Y del otro lado del puente la posibilidad de aguantar un muro frágil. Una posibilidad que pende de un hilo que viaja como un péndulo en la oscuridad en hoteles entre Bruselas y Madrid. 

Y en el medio tierras desamparadas que no recuerdan cuándo fue la última vez que interesaron tanto a alguien como para poner en duda su propia esencia. 

Y es por esos olvidos recurrentes que algunos aún hacen política. Es por esos olvidos recurrentes que algunos creen que los problemas en la tierra pueden resolverlos los hombres. Me lo preguntó el otro día una pareja de mujeres, Testigos de Jehová, que avanzaba por mi aldea abandonada buscando la fe en los poquísimos habitantes que aún nos quedan entre las ruinas maragatas. Se toparon conmigo, joven y desubicada, y después de su sorpresa, me dijeron: ¿Te importan los problemas de este mundo? Sí, por supuesto, les aseguré. ¿Pero, crees que los hombres son capaces de resolverlos? Claro, para eso está la política. Y se fueron más rápido de lo que habían venido.

Les dije que sí con una rotundidad que me salió del alma. Pensé, luego, sin embargo, lo fácil que sería creer en algo superior que me aliviara de la carga de esas hordas que vi bajar por las calles de Madrid y de esas muertes que siguen y de esas redes que alientan, redimen y matan. 

Yo busco un tren de regreso y me quedo varada una hora entre León y Palencia escribiendo esta columna y pienso cuándo seremos capaces de negociar nuestro destino y redimir nuestras culpas. Quizás cuando dejemos de creer en un Dios que no recuerda dónde está nuestra casa pero que tal vez sí sepa dónde queda Celama.

--------------------------------------------------

## EJERCICIO PROPUESTO 1:
Cambia "tren" por "autobús" al reproducir el fragmento de la columna que empieza con "Les dije que" y sigue hasta "dónde queda Celama.".
La columna y las filas no guardan ninguna relación entre sí.

--------------------------------------------------

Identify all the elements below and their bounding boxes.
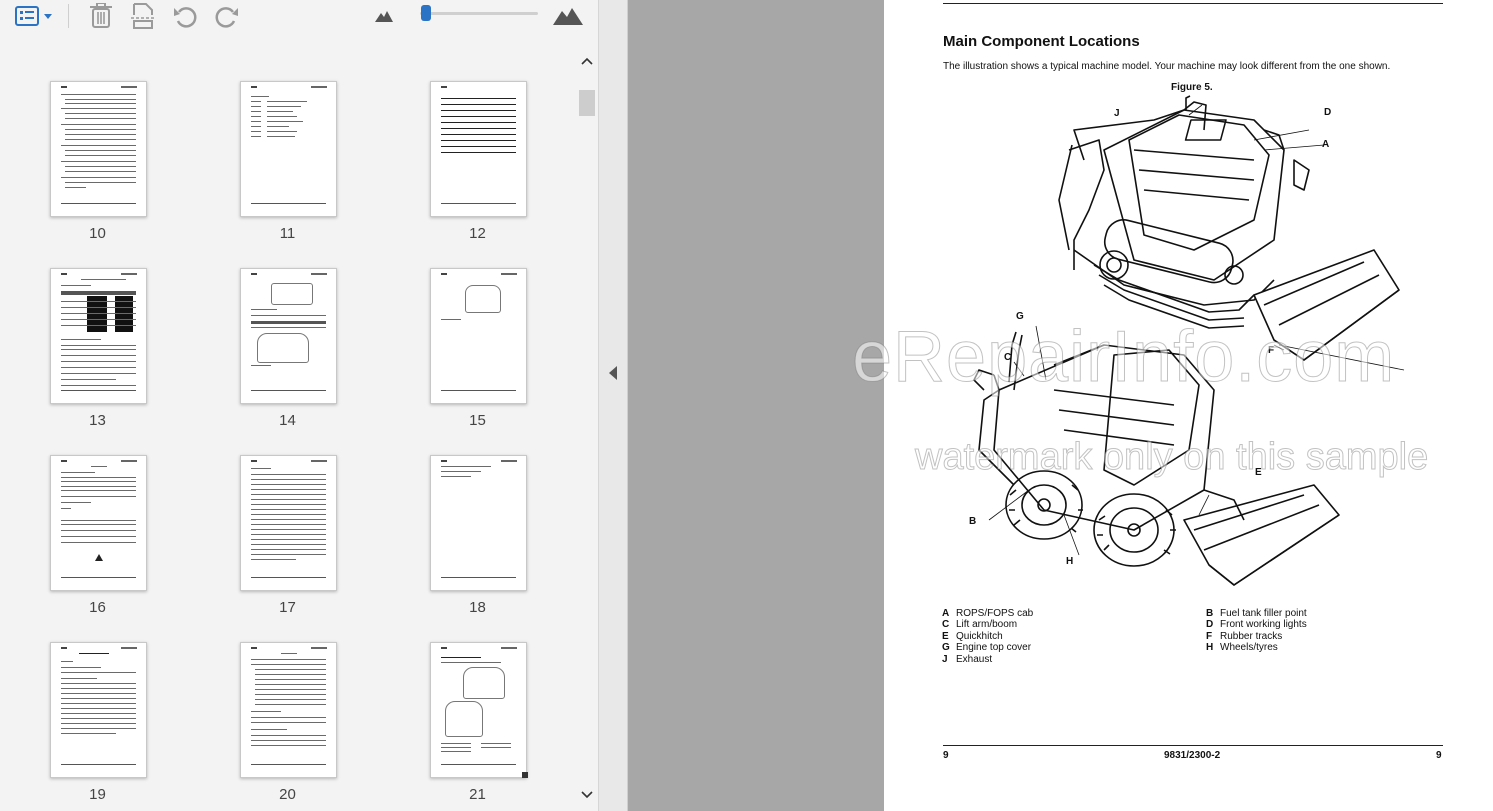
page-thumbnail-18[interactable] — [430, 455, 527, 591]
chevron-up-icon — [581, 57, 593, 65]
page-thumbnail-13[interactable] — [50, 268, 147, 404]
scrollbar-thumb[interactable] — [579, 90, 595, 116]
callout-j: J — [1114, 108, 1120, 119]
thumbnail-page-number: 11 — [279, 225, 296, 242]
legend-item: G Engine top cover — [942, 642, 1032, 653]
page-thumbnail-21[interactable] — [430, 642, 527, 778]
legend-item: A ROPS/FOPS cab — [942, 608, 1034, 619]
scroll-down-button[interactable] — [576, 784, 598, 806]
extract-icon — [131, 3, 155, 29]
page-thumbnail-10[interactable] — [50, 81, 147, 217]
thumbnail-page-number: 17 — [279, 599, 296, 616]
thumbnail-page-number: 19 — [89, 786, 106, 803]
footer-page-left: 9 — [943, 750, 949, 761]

--------------------------------------------------

## EJERCICIO PROPUESTO 2:
Extrae cada fila que contenga la cadena "page".

## SOLUCIÓN 1:
Les dije que sí con una rotundidad que me salió del alma. Pensé, luego, sin embargo, lo fácil que sería creer en algo superior que me aliviara de la carga de esas hordas que vi bajar por las calles de Madrid y de esas muertes que siguen y de esas redes que alientan, redimen y matan. 

Yo busco un autobús de regreso y me quedo varada una hora entre León y Palencia escribiendo esta columna y pienso cuándo seremos capaces de negociar nuestro destino y redimir nuestras culpas. Quizás cuando dejemos de creer en un Dios que no recuerda dónde está nuestra casa pero que tal vez sí sepa dónde queda Celama.

## SOLUCIÓN 2:
page-thumbnail-18[interactable] — [430, 455, 527, 591]
page-thumbnail-13[interactable] — [50, 268, 147, 404]
thumbnail-page-number: 11 — [279, 225, 296, 242]
page-thumbnail-21[interactable] — [430, 642, 527, 778]
page-thumbnail-10[interactable] — [50, 81, 147, 217]
thumbnail-page-number: 17 — [279, 599, 296, 616]
thumbnail-page-number: 19 — [89, 786, 106, 803]
footer-page-left: 9 — [943, 750, 949, 761]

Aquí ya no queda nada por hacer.